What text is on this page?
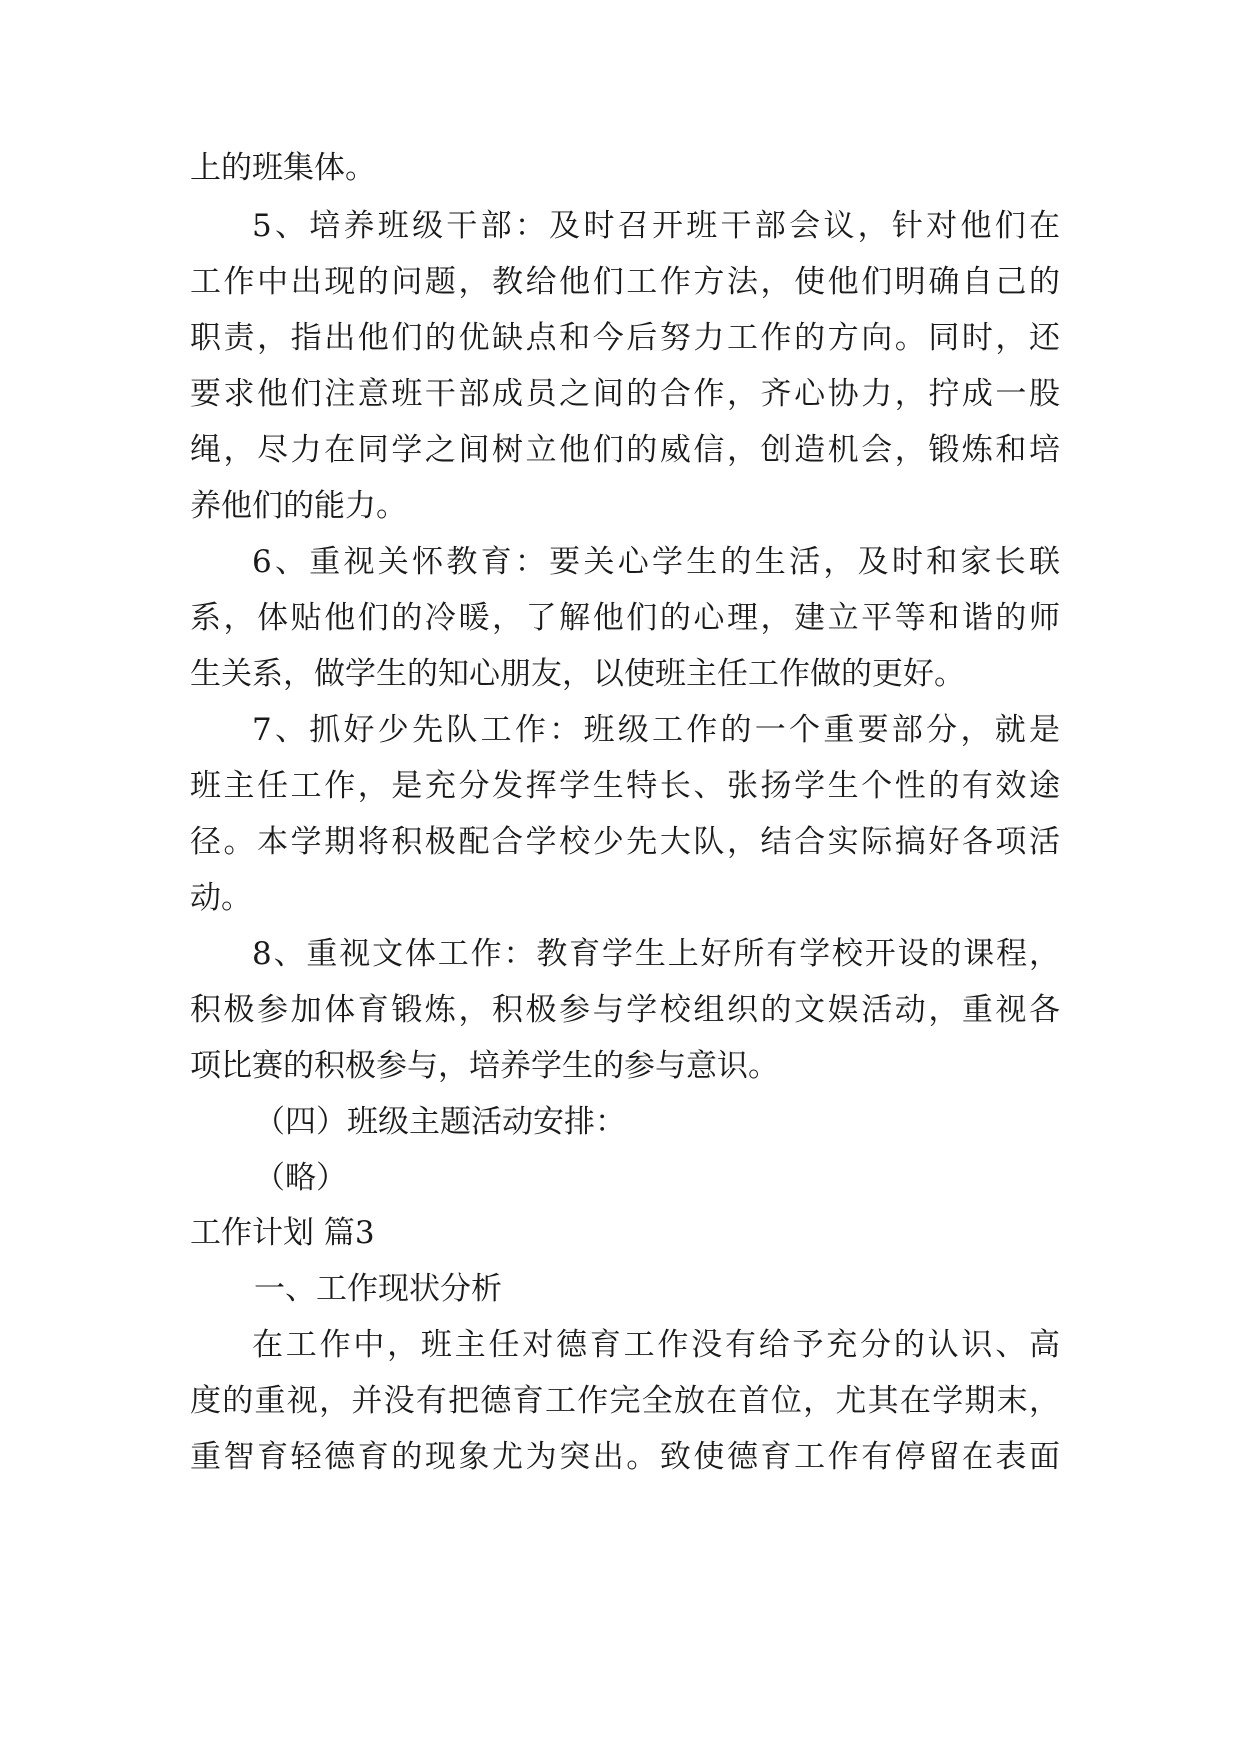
上的班集体。
5、培养班级干部：及时召开班干部会议，针对他们在
工作中出现的问题，教给他们工作方法，使他们明确自己的
职责，指出他们的优缺点和今后努力工作的方向。同时，还
要求他们注意班干部成员之间的合作，齐心协力，拧成一股
绳，尽力在同学之间树立他们的威信，创造机会，锻炼和培
养他们的能力。
6、重视关怀教育：要关心学生的生活，及时和家长联
系，体贴他们的冷暖，了解他们的心理，建立平等和谐的师
生关系，做学生的知心朋友，以使班主任工作做的更好。
7、抓好少先队工作：班级工作的一个重要部分，就是
班主任工作，是充分发挥学生特长、张扬学生个性的有效途
径。本学期将积极配合学校少先大队，结合实际搞好各项活
动。
8、重视文体工作：教育学生上好所有学校开设的课程，
积极参加体育锻炼，积极参与学校组织的文娱活动，重视各
项比赛的积极参与，培养学生的参与意识。
（四）班级主题活动安排：
（略）
工作计划 篇3
一、工作现状分析
在工作中，班主任对德育工作没有给予充分的认识、高
度的重视，并没有把德育工作完全放在首位，尤其在学期末，
重智育轻德育的现象尤为突出。致使德育工作有停留在表面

--

• [What you will do]: Above are records to transcribe exactly; leave their pictures out.

• [Exercise output]:
What text is on this page?
上的班集体。
5、培养班级干部：及时召开班干部会议，针对他们在
工作中出现的问题，教给他们工作方法，使他们明确自己的
职责，指出他们的优缺点和今后努力工作的方向。同时，还
要求他们注意班干部成员之间的合作，齐心协力，拧成一股
绳，尽力在同学之间树立他们的威信，创造机会，锻炼和培
养他们的能力。
6、重视关怀教育：要关心学生的生活，及时和家长联
系，体贴他们的冷暖，了解他们的心理，建立平等和谐的师
生关系，做学生的知心朋友，以使班主任工作做的更好。
7、抓好少先队工作：班级工作的一个重要部分，就是
班主任工作，是充分发挥学生特长、张扬学生个性的有效途
径。本学期将积极配合学校少先大队，结合实际搞好各项活
动。
8、重视文体工作：教育学生上好所有学校开设的课程，
积极参加体育锻炼，积极参与学校组织的文娱活动，重视各
项比赛的积极参与，培养学生的参与意识。
（四）班级主题活动安排：
（略）
工作计划 篇3
一、工作现状分析
在工作中，班主任对德育工作没有给予充分的认识、高
度的重视，并没有把德育工作完全放在首位，尤其在学期末，
重智育轻德育的现象尤为突出。致使德育工作有停留在表面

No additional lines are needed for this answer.